> [SHORT TASK] Extract the entries in their exact form.

> [MATERIAL PROVIDED]
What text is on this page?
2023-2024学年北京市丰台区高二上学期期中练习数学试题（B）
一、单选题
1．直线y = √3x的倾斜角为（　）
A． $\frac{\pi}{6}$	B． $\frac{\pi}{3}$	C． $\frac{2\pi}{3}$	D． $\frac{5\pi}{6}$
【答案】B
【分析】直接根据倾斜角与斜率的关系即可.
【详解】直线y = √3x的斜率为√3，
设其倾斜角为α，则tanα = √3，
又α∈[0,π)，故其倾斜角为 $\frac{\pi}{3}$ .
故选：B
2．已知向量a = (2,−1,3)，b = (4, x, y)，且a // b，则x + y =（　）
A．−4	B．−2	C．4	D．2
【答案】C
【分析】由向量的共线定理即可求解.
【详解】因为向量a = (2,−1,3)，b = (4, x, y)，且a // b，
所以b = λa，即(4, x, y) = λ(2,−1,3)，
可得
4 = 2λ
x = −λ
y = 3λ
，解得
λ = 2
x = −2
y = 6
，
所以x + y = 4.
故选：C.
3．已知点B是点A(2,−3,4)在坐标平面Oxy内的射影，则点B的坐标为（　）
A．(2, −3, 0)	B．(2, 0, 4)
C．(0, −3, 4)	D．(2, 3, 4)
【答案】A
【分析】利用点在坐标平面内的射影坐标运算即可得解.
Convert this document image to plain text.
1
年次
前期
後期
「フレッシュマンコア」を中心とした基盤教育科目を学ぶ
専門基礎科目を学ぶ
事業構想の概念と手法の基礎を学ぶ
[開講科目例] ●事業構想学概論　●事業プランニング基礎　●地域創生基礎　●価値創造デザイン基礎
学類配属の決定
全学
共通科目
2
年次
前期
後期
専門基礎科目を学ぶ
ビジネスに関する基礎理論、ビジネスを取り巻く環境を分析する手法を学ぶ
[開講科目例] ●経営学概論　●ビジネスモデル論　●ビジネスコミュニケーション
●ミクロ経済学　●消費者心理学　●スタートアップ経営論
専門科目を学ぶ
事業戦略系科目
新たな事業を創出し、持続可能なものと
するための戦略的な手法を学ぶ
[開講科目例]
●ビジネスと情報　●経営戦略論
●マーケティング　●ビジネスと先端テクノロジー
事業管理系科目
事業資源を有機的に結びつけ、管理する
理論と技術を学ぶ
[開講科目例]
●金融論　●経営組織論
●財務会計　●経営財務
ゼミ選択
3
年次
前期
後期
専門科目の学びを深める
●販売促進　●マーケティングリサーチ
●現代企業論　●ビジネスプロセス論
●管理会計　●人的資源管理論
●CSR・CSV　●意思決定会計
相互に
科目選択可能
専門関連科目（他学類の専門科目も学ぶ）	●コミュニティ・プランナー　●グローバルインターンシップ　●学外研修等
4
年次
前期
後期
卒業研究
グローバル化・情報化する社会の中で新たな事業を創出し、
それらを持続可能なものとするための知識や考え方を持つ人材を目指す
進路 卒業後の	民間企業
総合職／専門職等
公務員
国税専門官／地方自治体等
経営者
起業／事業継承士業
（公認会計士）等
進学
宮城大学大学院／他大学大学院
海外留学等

> [EXERCISE ANSWER]
What text is on this page?
2023-2024学年北京市丰台区高二上学期期中练习数学试题（B）
一、单选题
1．直线y = √3x的倾斜角为（　）
A． $\frac{\pi}{6}$	B． $\frac{\pi}{3}$	C． $\frac{2\pi}{3}$	D． $\frac{5\pi}{6}$
【答案】B
【分析】直接根据倾斜角与斜率的关系即可.
【详解】直线y = √3x的斜率为√3，
设其倾斜角为α，则tanα = √3，
又α∈[0,π)，故其倾斜角为 $\frac{\pi}{3}$ .
故选：B
2．已知向量a = (2,−1,3)，b = (4, x, y)，且a // b，则x + y =（　）
A．−4	B．−2	C．4	D．2
【答案】C
【分析】由向量的共线定理即可求解.
【详解】因为向量a = (2,−1,3)，b = (4, x, y)，且a // b，
所以b = λa，即(4, x, y) = λ(2,−1,3)，
可得
4 = 2λ
x = −λ
y = 3λ
，解得
λ = 2
x = −2
y = 6
，
所以x + y = 4.
故选：C.
3．已知点B是点A(2,−3,4)在坐标平面Oxy内的射影，则点B的坐标为（　）
A．(2, −3, 0)	B．(2, 0, 4)
C．(0, −3, 4)	D．(2, 3, 4)
【答案】A
【分析】利用点在坐标平面内的射影坐标运算即可得解.
Convert this document image to plain text.
1
年次
前期
後期
「フレッシュマンコア」を中心とした基盤教育科目を学ぶ
専門基礎科目を学ぶ
事業構想の概念と手法の基礎を学ぶ
[開講科目例] ●事業構想学概論　●事業プランニング基礎　●地域創生基礎　●価値創造デザイン基礎
学類配属の決定
全学
共通科目
2
年次
前期
後期
専門基礎科目を学ぶ
ビジネスに関する基礎理論、ビジネスを取り巻く環境を分析する手法を学ぶ
[開講科目例] ●経営学概論　●ビジネスモデル論　●ビジネスコミュニケーション
●ミクロ経済学　●消費者心理学　●スタートアップ経営論
専門科目を学ぶ
事業戦略系科目
新たな事業を創出し、持続可能なものと
するための戦略的な手法を学ぶ
[開講科目例]
●ビジネスと情報　●経営戦略論
●マーケティング　●ビジネスと先端テクノロジー
事業管理系科目
事業資源を有機的に結びつけ、管理する
理論と技術を学ぶ
[開講科目例]
●金融論　●経営組織論
●財務会計　●経営財務
ゼミ選択
3
年次
前期
後期
専門科目の学びを深める
●販売促進　●マーケティングリサーチ
●現代企業論　●ビジネスプロセス論
●管理会計　●人的資源管理論
●CSR・CSV　●意思決定会計
相互に
科目選択可能
専門関連科目（他学類の専門科目も学ぶ）	●コミュニティ・プランナー　●グローバルインターンシップ　●学外研修等
4
年次
前期
後期
卒業研究
グローバル化・情報化する社会の中で新たな事業を創出し、
それらを持続可能なものとするための知識や考え方を持つ人材を目指す
進路 卒業後の	民間企業
総合職／専門職等
公務員
国税専門官／地方自治体等
経営者
起業／事業継承士業
（公認会計士）等
進学
宮城大学大学院／他大学大学院
海外留学等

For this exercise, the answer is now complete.